> **The request**
Return a copy of every line in the records that includes the word "Extended".

> **Record set**
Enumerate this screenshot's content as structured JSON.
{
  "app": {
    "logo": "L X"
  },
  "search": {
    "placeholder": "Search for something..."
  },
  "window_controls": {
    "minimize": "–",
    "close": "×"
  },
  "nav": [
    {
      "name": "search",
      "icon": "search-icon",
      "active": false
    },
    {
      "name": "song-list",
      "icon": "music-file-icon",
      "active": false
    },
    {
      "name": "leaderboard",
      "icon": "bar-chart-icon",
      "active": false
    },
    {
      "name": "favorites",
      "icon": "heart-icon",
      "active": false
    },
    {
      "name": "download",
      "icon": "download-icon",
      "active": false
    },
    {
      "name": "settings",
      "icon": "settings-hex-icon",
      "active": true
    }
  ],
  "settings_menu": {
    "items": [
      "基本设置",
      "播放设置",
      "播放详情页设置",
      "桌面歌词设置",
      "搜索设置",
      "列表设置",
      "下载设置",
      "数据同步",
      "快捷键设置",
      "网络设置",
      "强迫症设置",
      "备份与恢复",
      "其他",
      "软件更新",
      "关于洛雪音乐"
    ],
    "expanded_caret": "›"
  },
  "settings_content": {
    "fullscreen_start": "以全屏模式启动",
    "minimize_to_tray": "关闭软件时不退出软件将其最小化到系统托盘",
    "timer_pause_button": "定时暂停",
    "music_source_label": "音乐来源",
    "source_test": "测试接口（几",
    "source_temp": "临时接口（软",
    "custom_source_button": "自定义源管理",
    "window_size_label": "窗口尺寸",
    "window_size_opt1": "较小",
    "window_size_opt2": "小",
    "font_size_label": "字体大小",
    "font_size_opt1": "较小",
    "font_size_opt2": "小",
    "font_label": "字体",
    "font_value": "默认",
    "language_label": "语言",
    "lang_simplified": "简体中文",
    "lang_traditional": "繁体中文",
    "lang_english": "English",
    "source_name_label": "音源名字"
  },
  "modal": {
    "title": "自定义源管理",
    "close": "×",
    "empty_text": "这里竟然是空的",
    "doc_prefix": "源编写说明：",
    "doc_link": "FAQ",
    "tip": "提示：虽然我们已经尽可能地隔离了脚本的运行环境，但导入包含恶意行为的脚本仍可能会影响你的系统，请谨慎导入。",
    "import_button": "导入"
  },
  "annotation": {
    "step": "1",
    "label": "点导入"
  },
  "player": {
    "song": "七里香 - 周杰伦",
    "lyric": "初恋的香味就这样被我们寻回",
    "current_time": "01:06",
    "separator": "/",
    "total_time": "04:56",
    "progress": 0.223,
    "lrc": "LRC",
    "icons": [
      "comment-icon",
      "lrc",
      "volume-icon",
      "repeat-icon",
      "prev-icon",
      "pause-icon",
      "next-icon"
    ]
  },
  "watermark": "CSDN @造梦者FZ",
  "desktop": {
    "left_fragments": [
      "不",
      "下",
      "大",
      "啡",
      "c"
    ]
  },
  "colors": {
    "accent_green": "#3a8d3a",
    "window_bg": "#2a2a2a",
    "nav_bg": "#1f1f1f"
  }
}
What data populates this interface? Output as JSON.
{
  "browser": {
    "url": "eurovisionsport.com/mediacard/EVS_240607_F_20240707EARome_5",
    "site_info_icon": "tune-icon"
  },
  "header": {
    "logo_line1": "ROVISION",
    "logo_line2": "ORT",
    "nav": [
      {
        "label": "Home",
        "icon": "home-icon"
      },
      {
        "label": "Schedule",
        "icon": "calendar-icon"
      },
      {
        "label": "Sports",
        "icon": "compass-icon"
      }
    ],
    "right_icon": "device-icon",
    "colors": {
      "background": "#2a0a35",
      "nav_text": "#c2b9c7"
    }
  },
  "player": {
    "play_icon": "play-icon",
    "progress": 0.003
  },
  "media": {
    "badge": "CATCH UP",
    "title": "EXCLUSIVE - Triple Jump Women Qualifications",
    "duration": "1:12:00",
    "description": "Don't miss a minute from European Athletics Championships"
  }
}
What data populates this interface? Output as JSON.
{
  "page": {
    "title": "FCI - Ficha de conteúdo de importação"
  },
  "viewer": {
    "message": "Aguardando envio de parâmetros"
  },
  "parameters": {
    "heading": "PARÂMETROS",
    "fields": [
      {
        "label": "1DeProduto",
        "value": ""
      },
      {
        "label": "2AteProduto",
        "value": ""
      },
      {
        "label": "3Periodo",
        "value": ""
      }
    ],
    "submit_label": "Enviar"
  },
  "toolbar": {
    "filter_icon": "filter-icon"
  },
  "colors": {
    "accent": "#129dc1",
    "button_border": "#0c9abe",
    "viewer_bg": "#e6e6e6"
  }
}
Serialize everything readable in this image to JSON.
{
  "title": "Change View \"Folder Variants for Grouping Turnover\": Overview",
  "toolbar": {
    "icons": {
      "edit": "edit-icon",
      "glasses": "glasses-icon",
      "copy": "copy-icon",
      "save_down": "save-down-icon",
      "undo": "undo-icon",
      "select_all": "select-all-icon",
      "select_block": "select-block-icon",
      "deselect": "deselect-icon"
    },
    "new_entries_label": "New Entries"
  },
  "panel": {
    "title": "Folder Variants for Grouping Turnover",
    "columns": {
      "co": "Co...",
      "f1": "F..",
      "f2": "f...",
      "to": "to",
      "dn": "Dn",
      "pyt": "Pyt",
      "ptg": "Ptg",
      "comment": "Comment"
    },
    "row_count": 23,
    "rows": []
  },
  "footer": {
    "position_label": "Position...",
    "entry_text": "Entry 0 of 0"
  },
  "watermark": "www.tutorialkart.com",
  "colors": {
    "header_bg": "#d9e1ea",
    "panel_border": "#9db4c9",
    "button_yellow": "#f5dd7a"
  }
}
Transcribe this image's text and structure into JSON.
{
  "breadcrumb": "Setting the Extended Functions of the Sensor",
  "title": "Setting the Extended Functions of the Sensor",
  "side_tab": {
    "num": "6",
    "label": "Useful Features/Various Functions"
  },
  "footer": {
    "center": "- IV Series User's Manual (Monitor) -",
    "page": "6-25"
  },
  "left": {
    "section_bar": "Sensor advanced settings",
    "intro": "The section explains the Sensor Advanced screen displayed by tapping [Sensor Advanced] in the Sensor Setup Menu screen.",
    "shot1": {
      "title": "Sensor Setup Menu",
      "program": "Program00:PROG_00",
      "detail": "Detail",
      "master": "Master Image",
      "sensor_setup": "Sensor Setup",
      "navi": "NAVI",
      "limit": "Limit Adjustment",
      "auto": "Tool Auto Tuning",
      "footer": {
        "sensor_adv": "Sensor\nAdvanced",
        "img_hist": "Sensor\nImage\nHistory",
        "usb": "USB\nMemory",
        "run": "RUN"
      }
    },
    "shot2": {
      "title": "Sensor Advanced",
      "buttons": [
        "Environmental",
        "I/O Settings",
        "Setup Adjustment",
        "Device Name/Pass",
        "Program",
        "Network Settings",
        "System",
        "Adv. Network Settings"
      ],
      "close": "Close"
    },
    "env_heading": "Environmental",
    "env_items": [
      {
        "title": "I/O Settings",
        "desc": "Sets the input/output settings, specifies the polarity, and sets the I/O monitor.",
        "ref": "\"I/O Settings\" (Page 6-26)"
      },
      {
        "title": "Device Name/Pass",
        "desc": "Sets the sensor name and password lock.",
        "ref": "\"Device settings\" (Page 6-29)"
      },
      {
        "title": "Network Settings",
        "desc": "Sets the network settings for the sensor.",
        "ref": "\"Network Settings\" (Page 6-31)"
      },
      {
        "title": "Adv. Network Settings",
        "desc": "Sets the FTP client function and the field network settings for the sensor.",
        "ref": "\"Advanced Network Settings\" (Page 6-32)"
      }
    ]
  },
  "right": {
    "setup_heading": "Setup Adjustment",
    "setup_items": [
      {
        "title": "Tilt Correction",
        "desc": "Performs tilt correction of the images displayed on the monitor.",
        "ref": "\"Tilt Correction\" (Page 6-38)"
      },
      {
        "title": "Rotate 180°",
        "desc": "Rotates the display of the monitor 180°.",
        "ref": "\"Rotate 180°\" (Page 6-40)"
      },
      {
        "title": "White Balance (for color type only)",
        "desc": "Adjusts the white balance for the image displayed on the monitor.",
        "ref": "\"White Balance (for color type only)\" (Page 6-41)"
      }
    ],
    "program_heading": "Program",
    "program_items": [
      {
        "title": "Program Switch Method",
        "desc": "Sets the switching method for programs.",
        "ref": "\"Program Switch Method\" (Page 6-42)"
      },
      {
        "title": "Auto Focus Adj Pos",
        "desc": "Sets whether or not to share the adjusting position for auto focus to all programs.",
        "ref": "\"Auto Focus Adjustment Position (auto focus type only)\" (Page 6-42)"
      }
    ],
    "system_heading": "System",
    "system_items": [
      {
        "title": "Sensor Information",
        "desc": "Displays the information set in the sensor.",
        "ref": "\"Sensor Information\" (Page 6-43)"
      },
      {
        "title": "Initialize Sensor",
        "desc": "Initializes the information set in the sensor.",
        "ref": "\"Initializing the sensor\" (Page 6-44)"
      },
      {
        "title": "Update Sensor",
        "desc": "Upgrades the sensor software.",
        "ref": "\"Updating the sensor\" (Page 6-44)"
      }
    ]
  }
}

> **Answer for the task**
  "breadcrumb": "Setting the Extended Functions of the Sensor",
  "title": "Setting the Extended Functions of the Sensor",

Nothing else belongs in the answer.